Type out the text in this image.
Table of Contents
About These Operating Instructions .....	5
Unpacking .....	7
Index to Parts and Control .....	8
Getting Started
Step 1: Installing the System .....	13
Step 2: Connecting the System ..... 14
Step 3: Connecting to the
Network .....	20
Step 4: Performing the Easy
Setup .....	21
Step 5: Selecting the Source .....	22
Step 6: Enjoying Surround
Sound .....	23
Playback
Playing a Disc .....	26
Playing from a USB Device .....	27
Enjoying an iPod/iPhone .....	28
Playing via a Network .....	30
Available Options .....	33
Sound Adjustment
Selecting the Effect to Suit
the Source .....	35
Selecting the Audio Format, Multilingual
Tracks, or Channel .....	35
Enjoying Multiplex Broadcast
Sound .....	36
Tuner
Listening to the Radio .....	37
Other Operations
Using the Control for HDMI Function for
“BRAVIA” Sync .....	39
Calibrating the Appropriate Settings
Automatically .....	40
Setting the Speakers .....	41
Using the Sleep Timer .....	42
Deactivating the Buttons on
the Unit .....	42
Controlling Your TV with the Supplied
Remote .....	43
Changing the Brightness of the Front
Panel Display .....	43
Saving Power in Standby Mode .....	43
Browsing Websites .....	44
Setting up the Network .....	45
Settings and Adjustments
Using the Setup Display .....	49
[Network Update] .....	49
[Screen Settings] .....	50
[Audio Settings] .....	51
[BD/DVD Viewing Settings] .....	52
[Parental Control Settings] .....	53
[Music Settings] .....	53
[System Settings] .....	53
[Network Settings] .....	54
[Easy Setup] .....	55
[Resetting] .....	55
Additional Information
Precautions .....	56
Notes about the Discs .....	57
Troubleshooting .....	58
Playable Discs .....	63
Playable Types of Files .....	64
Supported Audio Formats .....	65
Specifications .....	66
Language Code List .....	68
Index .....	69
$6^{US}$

What is required | Restate the listing in full, word for word.

Task result |
Type out the text in this image.
Table of Contents
About These Operating Instructions .....	5
Unpacking .....	7
Index to Parts and Control .....	8
Getting Started
Step 1: Installing the System .....	13
Step 2: Connecting the System ..... 14
Step 3: Connecting to the
Network .....	20
Step 4: Performing the Easy
Setup .....	21
Step 5: Selecting the Source .....	22
Step 6: Enjoying Surround
Sound .....	23
Playback
Playing a Disc .....	26
Playing from a USB Device .....	27
Enjoying an iPod/iPhone .....	28
Playing via a Network .....	30
Available Options .....	33
Sound Adjustment
Selecting the Effect to Suit
the Source .....	35
Selecting the Audio Format, Multilingual
Tracks, or Channel .....	35
Enjoying Multiplex Broadcast
Sound .....	36
Tuner
Listening to the Radio .....	37
Other Operations
Using the Control for HDMI Function for
“BRAVIA” Sync .....	39
Calibrating the Appropriate Settings
Automatically .....	40
Setting the Speakers .....	41
Using the Sleep Timer .....	42
Deactivating the Buttons on
the Unit .....	42
Controlling Your TV with the Supplied
Remote .....	43
Changing the Brightness of the Front
Panel Display .....	43
Saving Power in Standby Mode .....	43
Browsing Websites .....	44
Setting up the Network .....	45
Settings and Adjustments
Using the Setup Display .....	49
[Network Update] .....	49
[Screen Settings] .....	50
[Audio Settings] .....	51
[BD/DVD Viewing Settings] .....	52
[Parental Control Settings] .....	53
[Music Settings] .....	53
[System Settings] .....	53
[Network Settings] .....	54
[Easy Setup] .....	55
[Resetting] .....	55
Additional Information
Precautions .....	56
Notes about the Discs .....	57
Troubleshooting .....	58
Playable Discs .....	63
Playable Types of Files .....	64
Supported Audio Formats .....	65
Specifications .....	66
Language Code List .....	68
Index .....	69
$6^{US}$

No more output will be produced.